*Task brief*.
Pictures aside, quote the whole listing exactly.

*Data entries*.
========

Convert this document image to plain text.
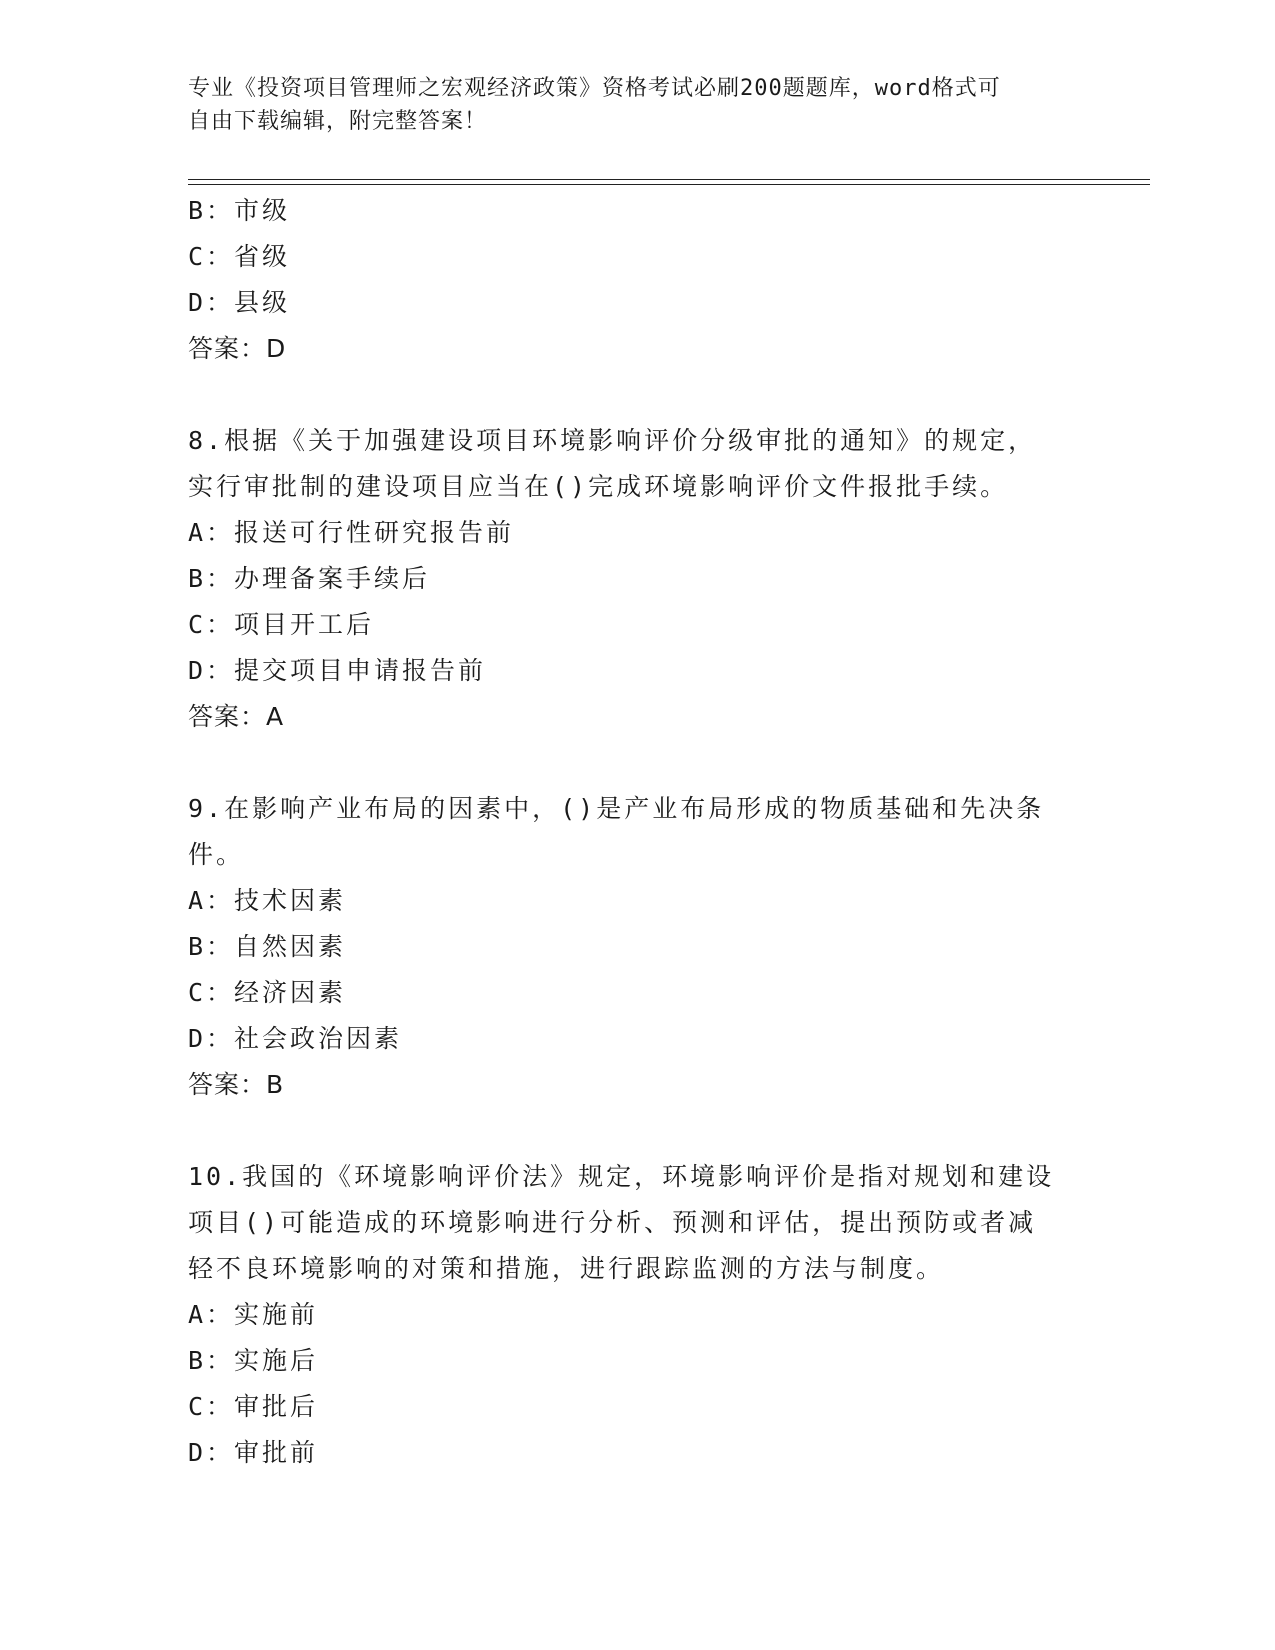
专业《投资项目管理师之宏观经济政策》资格考试必刷200题题库，word格式可
自由下载编辑，附完整答案！
B：市级
C：省级
D：县级
答案：D
8.根据《关于加强建设项目环境影响评价分级审批的通知》的规定，
实行审批制的建设项目应当在()完成环境影响评价文件报批手续。
A：报送可行性研究报告前
B：办理备案手续后
C：项目开工后
D：提交项目申请报告前
答案：A
9.在影响产业布局的因素中，()是产业布局形成的物质基础和先决条
件。
A：技术因素
B：自然因素
C：经济因素
D：社会政治因素
答案：B
10.我国的《环境影响评价法》规定，环境影响评价是指对规划和建设
项目()可能造成的环境影响进行分析、预测和评估，提出预防或者减
轻不良环境影响的对策和措施，进行跟踪监测的方法与制度。
A：实施前
B：实施后
C：审批后
D：审批前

========

*Solution to this task*.
Convert this document image to plain text.
专业《投资项目管理师之宏观经济政策》资格考试必刷200题题库，word格式可
自由下载编辑，附完整答案！
B：市级
C：省级
D：县级
答案：D
8.根据《关于加强建设项目环境影响评价分级审批的通知》的规定，
实行审批制的建设项目应当在()完成环境影响评价文件报批手续。
A：报送可行性研究报告前
B：办理备案手续后
C：项目开工后
D：提交项目申请报告前
答案：A
9.在影响产业布局的因素中，()是产业布局形成的物质基础和先决条
件。
A：技术因素
B：自然因素
C：经济因素
D：社会政治因素
答案：B
10.我国的《环境影响评价法》规定，环境影响评价是指对规划和建设
项目()可能造成的环境影响进行分析、预测和评估，提出预防或者减
轻不良环境影响的对策和措施，进行跟踪监测的方法与制度。
A：实施前
B：实施后
C：审批后
D：审批前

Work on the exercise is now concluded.